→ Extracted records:
━━━━━━━━━━━━━━━━━━━━━━━━━━━━━━
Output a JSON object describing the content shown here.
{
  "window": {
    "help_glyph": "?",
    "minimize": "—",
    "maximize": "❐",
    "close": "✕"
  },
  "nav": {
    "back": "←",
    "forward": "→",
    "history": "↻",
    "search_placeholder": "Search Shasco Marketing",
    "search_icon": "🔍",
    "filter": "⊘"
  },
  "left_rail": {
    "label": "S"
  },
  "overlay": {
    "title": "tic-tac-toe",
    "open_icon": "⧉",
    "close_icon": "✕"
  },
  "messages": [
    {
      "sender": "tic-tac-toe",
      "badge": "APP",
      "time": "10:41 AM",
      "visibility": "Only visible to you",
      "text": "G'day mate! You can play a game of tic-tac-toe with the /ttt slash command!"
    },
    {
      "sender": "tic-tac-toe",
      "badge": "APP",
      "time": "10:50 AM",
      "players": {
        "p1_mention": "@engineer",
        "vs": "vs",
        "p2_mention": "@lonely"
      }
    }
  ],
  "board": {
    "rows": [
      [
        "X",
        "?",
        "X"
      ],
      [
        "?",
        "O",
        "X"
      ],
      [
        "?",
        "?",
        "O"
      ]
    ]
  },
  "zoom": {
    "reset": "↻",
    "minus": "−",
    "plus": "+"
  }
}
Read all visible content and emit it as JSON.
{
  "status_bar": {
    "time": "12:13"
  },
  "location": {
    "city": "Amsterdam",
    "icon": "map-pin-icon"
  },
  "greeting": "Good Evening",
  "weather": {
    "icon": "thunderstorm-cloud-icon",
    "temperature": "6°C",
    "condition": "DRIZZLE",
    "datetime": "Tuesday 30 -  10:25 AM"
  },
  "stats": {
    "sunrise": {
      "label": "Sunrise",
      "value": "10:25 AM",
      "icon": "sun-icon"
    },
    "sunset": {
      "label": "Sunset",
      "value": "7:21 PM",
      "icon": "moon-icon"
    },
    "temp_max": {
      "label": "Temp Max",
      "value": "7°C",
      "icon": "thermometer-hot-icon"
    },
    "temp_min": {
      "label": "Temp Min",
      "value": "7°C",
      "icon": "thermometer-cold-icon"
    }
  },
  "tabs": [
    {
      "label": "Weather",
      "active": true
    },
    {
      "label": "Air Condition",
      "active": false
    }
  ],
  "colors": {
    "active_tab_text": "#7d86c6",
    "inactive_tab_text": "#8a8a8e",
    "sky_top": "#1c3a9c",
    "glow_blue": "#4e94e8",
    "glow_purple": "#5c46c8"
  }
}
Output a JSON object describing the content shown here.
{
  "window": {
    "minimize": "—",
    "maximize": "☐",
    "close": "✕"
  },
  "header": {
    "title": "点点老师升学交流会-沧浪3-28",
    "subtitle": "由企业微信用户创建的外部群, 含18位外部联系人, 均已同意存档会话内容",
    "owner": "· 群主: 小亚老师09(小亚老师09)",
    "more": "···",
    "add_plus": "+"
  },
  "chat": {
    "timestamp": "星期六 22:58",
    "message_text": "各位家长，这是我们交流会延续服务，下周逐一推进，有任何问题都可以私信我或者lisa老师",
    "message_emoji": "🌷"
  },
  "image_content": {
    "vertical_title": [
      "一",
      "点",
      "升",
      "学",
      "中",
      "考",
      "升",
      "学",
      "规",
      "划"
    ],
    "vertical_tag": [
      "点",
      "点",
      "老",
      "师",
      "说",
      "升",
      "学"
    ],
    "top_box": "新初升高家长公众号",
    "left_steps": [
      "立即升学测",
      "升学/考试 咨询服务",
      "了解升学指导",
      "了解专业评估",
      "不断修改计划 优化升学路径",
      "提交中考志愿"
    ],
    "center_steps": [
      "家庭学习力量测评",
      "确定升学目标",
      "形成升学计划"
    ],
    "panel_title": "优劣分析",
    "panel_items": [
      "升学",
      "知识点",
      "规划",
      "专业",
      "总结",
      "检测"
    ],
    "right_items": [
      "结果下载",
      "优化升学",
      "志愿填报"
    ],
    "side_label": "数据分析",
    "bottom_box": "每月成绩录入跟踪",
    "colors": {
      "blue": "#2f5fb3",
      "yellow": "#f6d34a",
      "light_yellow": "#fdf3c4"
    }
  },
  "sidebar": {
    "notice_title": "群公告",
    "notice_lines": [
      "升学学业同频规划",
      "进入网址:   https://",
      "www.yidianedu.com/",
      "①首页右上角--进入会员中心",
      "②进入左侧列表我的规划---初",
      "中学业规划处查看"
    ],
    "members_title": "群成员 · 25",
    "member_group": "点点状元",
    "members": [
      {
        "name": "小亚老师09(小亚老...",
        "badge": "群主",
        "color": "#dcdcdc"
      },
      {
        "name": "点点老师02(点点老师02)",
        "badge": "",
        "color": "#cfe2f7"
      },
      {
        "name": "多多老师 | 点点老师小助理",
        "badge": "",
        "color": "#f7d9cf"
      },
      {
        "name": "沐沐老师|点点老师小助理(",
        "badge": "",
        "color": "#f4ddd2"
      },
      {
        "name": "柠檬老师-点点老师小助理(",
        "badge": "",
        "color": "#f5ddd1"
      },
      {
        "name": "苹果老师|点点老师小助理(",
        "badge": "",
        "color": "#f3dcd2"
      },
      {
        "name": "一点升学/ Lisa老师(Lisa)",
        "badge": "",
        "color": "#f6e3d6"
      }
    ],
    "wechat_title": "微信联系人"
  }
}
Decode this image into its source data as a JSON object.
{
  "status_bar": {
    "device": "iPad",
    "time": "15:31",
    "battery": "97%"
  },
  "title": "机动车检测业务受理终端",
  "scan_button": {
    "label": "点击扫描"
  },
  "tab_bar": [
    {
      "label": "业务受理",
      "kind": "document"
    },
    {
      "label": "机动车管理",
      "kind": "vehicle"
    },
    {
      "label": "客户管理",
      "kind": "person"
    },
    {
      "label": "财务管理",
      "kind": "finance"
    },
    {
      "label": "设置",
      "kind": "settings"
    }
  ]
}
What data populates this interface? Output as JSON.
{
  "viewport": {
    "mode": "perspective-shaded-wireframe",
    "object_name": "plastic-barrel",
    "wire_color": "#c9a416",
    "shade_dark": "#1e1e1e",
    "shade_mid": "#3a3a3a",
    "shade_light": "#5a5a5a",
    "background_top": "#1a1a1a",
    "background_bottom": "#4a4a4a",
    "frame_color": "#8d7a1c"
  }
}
━━━━━━━━━━━━━━━━━━━━━━━━━━━━━━
→ WHAT IS BEING ASKED: Print the whole listing exactly as it is.

→ RESULT:
Output a JSON object describing the content shown here.
{
  "window": {
    "help_glyph": "?",
    "minimize": "—",
    "maximize": "❐",
    "close": "✕"
  },
  "nav": {
    "back": "←",
    "forward": "→",
    "history": "↻",
    "search_placeholder": "Search Shasco Marketing",
    "search_icon": "🔍",
    "filter": "⊘"
  },
  "left_rail": {
    "label": "S"
  },
  "overlay": {
    "title": "tic-tac-toe",
    "open_icon": "⧉",
    "close_icon": "✕"
  },
  "messages": [
    {
      "sender": "tic-tac-toe",
      "badge": "APP",
      "time": "10:41 AM",
      "visibility": "Only visible to you",
      "text": "G'day mate! You can play a game of tic-tac-toe with the /ttt slash command!"
    },
    {
      "sender": "tic-tac-toe",
      "badge": "APP",
      "time": "10:50 AM",
      "players": {
        "p1_mention": "@engineer",
        "vs": "vs",
        "p2_mention": "@lonely"
      }
    }
  ],
  "board": {
    "rows": [
      [
        "X",
        "?",
        "X"
      ],
      [
        "?",
        "O",
        "X"
      ],
      [
        "?",
        "?",
        "O"
      ]
    ]
  },
  "zoom": {
    "reset": "↻",
    "minus": "−",
    "plus": "+"
  }
}
Read all visible content and emit it as JSON.
{
  "status_bar": {
    "time": "12:13"
  },
  "location": {
    "city": "Amsterdam",
    "icon": "map-pin-icon"
  },
  "greeting": "Good Evening",
  "weather": {
    "icon": "thunderstorm-cloud-icon",
    "temperature": "6°C",
    "condition": "DRIZZLE",
    "datetime": "Tuesday 30 -  10:25 AM"
  },
  "stats": {
    "sunrise": {
      "label": "Sunrise",
      "value": "10:25 AM",
      "icon": "sun-icon"
    },
    "sunset": {
      "label": "Sunset",
      "value": "7:21 PM",
      "icon": "moon-icon"
    },
    "temp_max": {
      "label": "Temp Max",
      "value": "7°C",
      "icon": "thermometer-hot-icon"
    },
    "temp_min": {
      "label": "Temp Min",
      "value": "7°C",
      "icon": "thermometer-cold-icon"
    }
  },
  "tabs": [
    {
      "label": "Weather",
      "active": true
    },
    {
      "label": "Air Condition",
      "active": false
    }
  ],
  "colors": {
    "active_tab_text": "#7d86c6",
    "inactive_tab_text": "#8a8a8e",
    "sky_top": "#1c3a9c",
    "glow_blue": "#4e94e8",
    "glow_purple": "#5c46c8"
  }
}
Output a JSON object describing the content shown here.
{
  "window": {
    "minimize": "—",
    "maximize": "☐",
    "close": "✕"
  },
  "header": {
    "title": "点点老师升学交流会-沧浪3-28",
    "subtitle": "由企业微信用户创建的外部群, 含18位外部联系人, 均已同意存档会话内容",
    "owner": "· 群主: 小亚老师09(小亚老师09)",
    "more": "···",
    "add_plus": "+"
  },
  "chat": {
    "timestamp": "星期六 22:58",
    "message_text": "各位家长，这是我们交流会延续服务，下周逐一推进，有任何问题都可以私信我或者lisa老师",
    "message_emoji": "🌷"
  },
  "image_content": {
    "vertical_title": [
      "一",
      "点",
      "升",
      "学",
      "中",
      "考",
      "升",
      "学",
      "规",
      "划"
    ],
    "vertical_tag": [
      "点",
      "点",
      "老",
      "师",
      "说",
      "升",
      "学"
    ],
    "top_box": "新初升高家长公众号",
    "left_steps": [
      "立即升学测",
      "升学/考试 咨询服务",
      "了解升学指导",
      "了解专业评估",
      "不断修改计划 优化升学路径",
      "提交中考志愿"
    ],
    "center_steps": [
      "家庭学习力量测评",
      "确定升学目标",
      "形成升学计划"
    ],
    "panel_title": "优劣分析",
    "panel_items": [
      "升学",
      "知识点",
      "规划",
      "专业",
      "总结",
      "检测"
    ],
    "right_items": [
      "结果下载",
      "优化升学",
      "志愿填报"
    ],
    "side_label": "数据分析",
    "bottom_box": "每月成绩录入跟踪",
    "colors": {
      "blue": "#2f5fb3",
      "yellow": "#f6d34a",
      "light_yellow": "#fdf3c4"
    }
  },
  "sidebar": {
    "notice_title": "群公告",
    "notice_lines": [
      "升学学业同频规划",
      "进入网址:   https://",
      "www.yidianedu.com/",
      "①首页右上角--进入会员中心",
      "②进入左侧列表我的规划---初",
      "中学业规划处查看"
    ],
    "members_title": "群成员 · 25",
    "member_group": "点点状元",
    "members": [
      {
        "name": "小亚老师09(小亚老...",
        "badge": "群主",
        "color": "#dcdcdc"
      },
      {
        "name": "点点老师02(点点老师02)",
        "badge": "",
        "color": "#cfe2f7"
      },
      {
        "name": "多多老师 | 点点老师小助理",
        "badge": "",
        "color": "#f7d9cf"
      },
      {
        "name": "沐沐老师|点点老师小助理(",
        "badge": "",
        "color": "#f4ddd2"
      },
      {
        "name": "柠檬老师-点点老师小助理(",
        "badge": "",
        "color": "#f5ddd1"
      },
      {
        "name": "苹果老师|点点老师小助理(",
        "badge": "",
        "color": "#f3dcd2"
      },
      {
        "name": "一点升学/ Lisa老师(Lisa)",
        "badge": "",
        "color": "#f6e3d6"
      }
    ],
    "wechat_title": "微信联系人"
  }
}
Decode this image into its source data as a JSON object.
{
  "status_bar": {
    "device": "iPad",
    "time": "15:31",
    "battery": "97%"
  },
  "title": "机动车检测业务受理终端",
  "scan_button": {
    "label": "点击扫描"
  },
  "tab_bar": [
    {
      "label": "业务受理",
      "kind": "document"
    },
    {
      "label": "机动车管理",
      "kind": "vehicle"
    },
    {
      "label": "客户管理",
      "kind": "person"
    },
    {
      "label": "财务管理",
      "kind": "finance"
    },
    {
      "label": "设置",
      "kind": "settings"
    }
  ]
}
What data populates this interface? Output as JSON.
{
  "viewport": {
    "mode": "perspective-shaded-wireframe",
    "object_name": "plastic-barrel",
    "wire_color": "#c9a416",
    "shade_dark": "#1e1e1e",
    "shade_mid": "#3a3a3a",
    "shade_light": "#5a5a5a",
    "background_top": "#1a1a1a",
    "background_bottom": "#4a4a4a",
    "frame_color": "#8d7a1c"
  }
}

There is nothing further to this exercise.